**To be done**
Quote every line below exactly as it reads.

>> Start Available data

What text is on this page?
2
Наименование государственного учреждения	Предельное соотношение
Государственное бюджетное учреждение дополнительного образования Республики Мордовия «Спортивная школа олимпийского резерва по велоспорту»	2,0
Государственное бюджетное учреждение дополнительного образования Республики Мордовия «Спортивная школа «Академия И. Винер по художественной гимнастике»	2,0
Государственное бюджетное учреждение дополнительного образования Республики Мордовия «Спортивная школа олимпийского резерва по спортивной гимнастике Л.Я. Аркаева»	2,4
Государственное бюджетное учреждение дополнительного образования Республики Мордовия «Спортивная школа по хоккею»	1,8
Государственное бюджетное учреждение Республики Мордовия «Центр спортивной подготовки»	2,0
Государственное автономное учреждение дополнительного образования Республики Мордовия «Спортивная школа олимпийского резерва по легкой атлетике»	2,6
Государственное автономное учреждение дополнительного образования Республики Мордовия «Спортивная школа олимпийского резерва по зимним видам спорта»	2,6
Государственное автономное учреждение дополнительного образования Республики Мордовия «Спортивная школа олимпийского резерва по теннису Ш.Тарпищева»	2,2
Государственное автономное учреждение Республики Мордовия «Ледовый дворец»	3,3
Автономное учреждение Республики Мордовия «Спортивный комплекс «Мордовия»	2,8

>> End Available data

**Finished task**
What text is on this page?
2
Наименование государственного учреждения	Предельное соотношение
Государственное бюджетное учреждение дополнительного образования Республики Мордовия «Спортивная школа олимпийского резерва по велоспорту»	2,0
Государственное бюджетное учреждение дополнительного образования Республики Мордовия «Спортивная школа «Академия И. Винер по художественной гимнастике»	2,0
Государственное бюджетное учреждение дополнительного образования Республики Мордовия «Спортивная школа олимпийского резерва по спортивной гимнастике Л.Я. Аркаева»	2,4
Государственное бюджетное учреждение дополнительного образования Республики Мордовия «Спортивная школа по хоккею»	1,8
Государственное бюджетное учреждение Республики Мордовия «Центр спортивной подготовки»	2,0
Государственное автономное учреждение дополнительного образования Республики Мордовия «Спортивная школа олимпийского резерва по легкой атлетике»	2,6
Государственное автономное учреждение дополнительного образования Республики Мордовия «Спортивная школа олимпийского резерва по зимним видам спорта»	2,6
Государственное автономное учреждение дополнительного образования Республики Мордовия «Спортивная школа олимпийского резерва по теннису Ш.Тарпищева»	2,2
Государственное автономное учреждение Республики Мордовия «Ледовый дворец»	3,3
Автономное учреждение Республики Мордовия «Спортивный комплекс «Мордовия»	2,8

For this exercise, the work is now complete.